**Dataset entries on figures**

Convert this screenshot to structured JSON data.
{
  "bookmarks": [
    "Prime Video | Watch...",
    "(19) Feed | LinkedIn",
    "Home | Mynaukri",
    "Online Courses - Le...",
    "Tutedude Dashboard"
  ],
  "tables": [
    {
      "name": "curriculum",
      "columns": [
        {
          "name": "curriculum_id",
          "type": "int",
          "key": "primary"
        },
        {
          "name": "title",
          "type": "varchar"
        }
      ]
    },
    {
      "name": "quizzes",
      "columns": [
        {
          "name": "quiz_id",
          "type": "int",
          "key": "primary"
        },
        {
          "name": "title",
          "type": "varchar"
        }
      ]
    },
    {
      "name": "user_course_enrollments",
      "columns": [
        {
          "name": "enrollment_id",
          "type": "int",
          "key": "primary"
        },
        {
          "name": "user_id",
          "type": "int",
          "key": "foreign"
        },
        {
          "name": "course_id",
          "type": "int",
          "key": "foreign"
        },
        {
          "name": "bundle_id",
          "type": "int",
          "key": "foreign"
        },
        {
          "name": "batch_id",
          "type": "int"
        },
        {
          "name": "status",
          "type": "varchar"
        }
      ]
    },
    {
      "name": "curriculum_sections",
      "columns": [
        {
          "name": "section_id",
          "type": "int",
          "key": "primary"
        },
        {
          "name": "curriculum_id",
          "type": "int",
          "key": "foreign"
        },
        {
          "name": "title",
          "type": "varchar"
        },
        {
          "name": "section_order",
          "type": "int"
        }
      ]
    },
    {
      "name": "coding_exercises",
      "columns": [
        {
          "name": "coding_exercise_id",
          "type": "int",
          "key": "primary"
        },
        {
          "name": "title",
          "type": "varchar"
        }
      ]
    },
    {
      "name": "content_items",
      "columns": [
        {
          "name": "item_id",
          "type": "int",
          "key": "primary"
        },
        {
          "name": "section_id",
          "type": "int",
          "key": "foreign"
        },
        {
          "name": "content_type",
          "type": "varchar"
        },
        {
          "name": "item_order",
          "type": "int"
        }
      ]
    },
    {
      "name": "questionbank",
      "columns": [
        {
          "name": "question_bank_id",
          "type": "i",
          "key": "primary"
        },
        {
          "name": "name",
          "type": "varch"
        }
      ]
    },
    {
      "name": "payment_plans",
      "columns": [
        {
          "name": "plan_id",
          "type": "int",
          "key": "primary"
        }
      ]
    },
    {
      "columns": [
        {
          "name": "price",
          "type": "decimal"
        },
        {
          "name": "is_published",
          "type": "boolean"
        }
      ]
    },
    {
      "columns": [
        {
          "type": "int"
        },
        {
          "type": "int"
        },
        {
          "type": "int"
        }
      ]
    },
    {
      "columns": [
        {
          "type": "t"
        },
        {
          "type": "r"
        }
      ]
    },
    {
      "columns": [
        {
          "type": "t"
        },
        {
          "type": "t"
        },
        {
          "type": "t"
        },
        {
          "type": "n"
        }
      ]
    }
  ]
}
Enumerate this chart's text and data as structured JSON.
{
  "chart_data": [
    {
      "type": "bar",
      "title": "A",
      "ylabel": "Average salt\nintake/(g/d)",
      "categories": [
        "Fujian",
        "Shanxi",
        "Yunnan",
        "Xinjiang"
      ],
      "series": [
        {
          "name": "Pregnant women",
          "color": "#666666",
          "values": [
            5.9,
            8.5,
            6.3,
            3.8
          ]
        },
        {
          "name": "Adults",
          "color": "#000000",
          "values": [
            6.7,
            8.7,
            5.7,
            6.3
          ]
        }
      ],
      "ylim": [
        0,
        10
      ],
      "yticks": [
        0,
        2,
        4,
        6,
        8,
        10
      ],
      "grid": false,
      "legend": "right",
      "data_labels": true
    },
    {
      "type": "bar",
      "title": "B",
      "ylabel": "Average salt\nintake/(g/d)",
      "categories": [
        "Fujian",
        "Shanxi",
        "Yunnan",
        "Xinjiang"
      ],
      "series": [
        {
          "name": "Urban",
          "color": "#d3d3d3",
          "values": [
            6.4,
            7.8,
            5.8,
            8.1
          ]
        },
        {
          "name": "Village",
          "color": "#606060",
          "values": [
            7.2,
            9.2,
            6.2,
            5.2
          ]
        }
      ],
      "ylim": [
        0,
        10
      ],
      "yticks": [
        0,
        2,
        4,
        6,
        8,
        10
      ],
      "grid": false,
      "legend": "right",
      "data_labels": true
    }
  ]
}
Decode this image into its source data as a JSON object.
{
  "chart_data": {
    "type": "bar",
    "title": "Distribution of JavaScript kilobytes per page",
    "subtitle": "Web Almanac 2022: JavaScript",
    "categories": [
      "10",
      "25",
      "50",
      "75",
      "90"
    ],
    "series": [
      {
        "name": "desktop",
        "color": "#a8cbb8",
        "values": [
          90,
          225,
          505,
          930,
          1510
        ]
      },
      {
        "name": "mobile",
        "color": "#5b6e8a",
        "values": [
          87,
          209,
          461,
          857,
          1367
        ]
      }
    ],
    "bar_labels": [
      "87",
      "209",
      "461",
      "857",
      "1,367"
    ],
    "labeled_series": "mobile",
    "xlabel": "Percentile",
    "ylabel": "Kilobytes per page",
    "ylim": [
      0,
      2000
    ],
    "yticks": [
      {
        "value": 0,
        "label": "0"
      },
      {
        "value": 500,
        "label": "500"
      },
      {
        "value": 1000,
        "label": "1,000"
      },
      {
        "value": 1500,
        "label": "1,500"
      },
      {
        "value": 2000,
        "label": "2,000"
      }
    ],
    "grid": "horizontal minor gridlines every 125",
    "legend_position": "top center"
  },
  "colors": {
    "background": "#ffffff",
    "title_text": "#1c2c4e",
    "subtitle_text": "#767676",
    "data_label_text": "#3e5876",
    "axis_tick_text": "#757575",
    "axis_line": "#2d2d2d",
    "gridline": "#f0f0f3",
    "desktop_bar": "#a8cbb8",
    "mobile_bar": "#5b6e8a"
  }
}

**What this task involves**
Produce an exact copy of the whole listing.

**Task result**
Convert this screenshot to structured JSON data.
{
  "bookmarks": [
    "Prime Video | Watch...",
    "(19) Feed | LinkedIn",
    "Home | Mynaukri",
    "Online Courses - Le...",
    "Tutedude Dashboard"
  ],
  "tables": [
    {
      "name": "curriculum",
      "columns": [
        {
          "name": "curriculum_id",
          "type": "int",
          "key": "primary"
        },
        {
          "name": "title",
          "type": "varchar"
        }
      ]
    },
    {
      "name": "quizzes",
      "columns": [
        {
          "name": "quiz_id",
          "type": "int",
          "key": "primary"
        },
        {
          "name": "title",
          "type": "varchar"
        }
      ]
    },
    {
      "name": "user_course_enrollments",
      "columns": [
        {
          "name": "enrollment_id",
          "type": "int",
          "key": "primary"
        },
        {
          "name": "user_id",
          "type": "int",
          "key": "foreign"
        },
        {
          "name": "course_id",
          "type": "int",
          "key": "foreign"
        },
        {
          "name": "bundle_id",
          "type": "int",
          "key": "foreign"
        },
        {
          "name": "batch_id",
          "type": "int"
        },
        {
          "name": "status",
          "type": "varchar"
        }
      ]
    },
    {
      "name": "curriculum_sections",
      "columns": [
        {
          "name": "section_id",
          "type": "int",
          "key": "primary"
        },
        {
          "name": "curriculum_id",
          "type": "int",
          "key": "foreign"
        },
        {
          "name": "title",
          "type": "varchar"
        },
        {
          "name": "section_order",
          "type": "int"
        }
      ]
    },
    {
      "name": "coding_exercises",
      "columns": [
        {
          "name": "coding_exercise_id",
          "type": "int",
          "key": "primary"
        },
        {
          "name": "title",
          "type": "varchar"
        }
      ]
    },
    {
      "name": "content_items",
      "columns": [
        {
          "name": "item_id",
          "type": "int",
          "key": "primary"
        },
        {
          "name": "section_id",
          "type": "int",
          "key": "foreign"
        },
        {
          "name": "content_type",
          "type": "varchar"
        },
        {
          "name": "item_order",
          "type": "int"
        }
      ]
    },
    {
      "name": "questionbank",
      "columns": [
        {
          "name": "question_bank_id",
          "type": "i",
          "key": "primary"
        },
        {
          "name": "name",
          "type": "varch"
        }
      ]
    },
    {
      "name": "payment_plans",
      "columns": [
        {
          "name": "plan_id",
          "type": "int",
          "key": "primary"
        }
      ]
    },
    {
      "columns": [
        {
          "name": "price",
          "type": "decimal"
        },
        {
          "name": "is_published",
          "type": "boolean"
        }
      ]
    },
    {
      "columns": [
        {
          "type": "int"
        },
        {
          "type": "int"
        },
        {
          "type": "int"
        }
      ]
    },
    {
      "columns": [
        {
          "type": "t"
        },
        {
          "type": "r"
        }
      ]
    },
    {
      "columns": [
        {
          "type": "t"
        },
        {
          "type": "t"
        },
        {
          "type": "t"
        },
        {
          "type": "n"
        }
      ]
    }
  ]
}
Enumerate this chart's text and data as structured JSON.
{
  "chart_data": [
    {
      "type": "bar",
      "title": "A",
      "ylabel": "Average salt\nintake/(g/d)",
      "categories": [
        "Fujian",
        "Shanxi",
        "Yunnan",
        "Xinjiang"
      ],
      "series": [
        {
          "name": "Pregnant women",
          "color": "#666666",
          "values": [
            5.9,
            8.5,
            6.3,
            3.8
          ]
        },
        {
          "name": "Adults",
          "color": "#000000",
          "values": [
            6.7,
            8.7,
            5.7,
            6.3
          ]
        }
      ],
      "ylim": [
        0,
        10
      ],
      "yticks": [
        0,
        2,
        4,
        6,
        8,
        10
      ],
      "grid": false,
      "legend": "right",
      "data_labels": true
    },
    {
      "type": "bar",
      "title": "B",
      "ylabel": "Average salt\nintake/(g/d)",
      "categories": [
        "Fujian",
        "Shanxi",
        "Yunnan",
        "Xinjiang"
      ],
      "series": [
        {
          "name": "Urban",
          "color": "#d3d3d3",
          "values": [
            6.4,
            7.8,
            5.8,
            8.1
          ]
        },
        {
          "name": "Village",
          "color": "#606060",
          "values": [
            7.2,
            9.2,
            6.2,
            5.2
          ]
        }
      ],
      "ylim": [
        0,
        10
      ],
      "yticks": [
        0,
        2,
        4,
        6,
        8,
        10
      ],
      "grid": false,
      "legend": "right",
      "data_labels": true
    }
  ]
}
Decode this image into its source data as a JSON object.
{
  "chart_data": {
    "type": "bar",
    "title": "Distribution of JavaScript kilobytes per page",
    "subtitle": "Web Almanac 2022: JavaScript",
    "categories": [
      "10",
      "25",
      "50",
      "75",
      "90"
    ],
    "series": [
      {
        "name": "desktop",
        "color": "#a8cbb8",
        "values": [
          90,
          225,
          505,
          930,
          1510
        ]
      },
      {
        "name": "mobile",
        "color": "#5b6e8a",
        "values": [
          87,
          209,
          461,
          857,
          1367
        ]
      }
    ],
    "bar_labels": [
      "87",
      "209",
      "461",
      "857",
      "1,367"
    ],
    "labeled_series": "mobile",
    "xlabel": "Percentile",
    "ylabel": "Kilobytes per page",
    "ylim": [
      0,
      2000
    ],
    "yticks": [
      {
        "value": 0,
        "label": "0"
      },
      {
        "value": 500,
        "label": "500"
      },
      {
        "value": 1000,
        "label": "1,000"
      },
      {
        "value": 1500,
        "label": "1,500"
      },
      {
        "value": 2000,
        "label": "2,000"
      }
    ],
    "grid": "horizontal minor gridlines every 125",
    "legend_position": "top center"
  },
  "colors": {
    "background": "#ffffff",
    "title_text": "#1c2c4e",
    "subtitle_text": "#767676",
    "data_label_text": "#3e5876",
    "axis_tick_text": "#757575",
    "axis_line": "#2d2d2d",
    "gridline": "#f0f0f3",
    "desktop_bar": "#a8cbb8",
    "mobile_bar": "#5b6e8a"
  }
}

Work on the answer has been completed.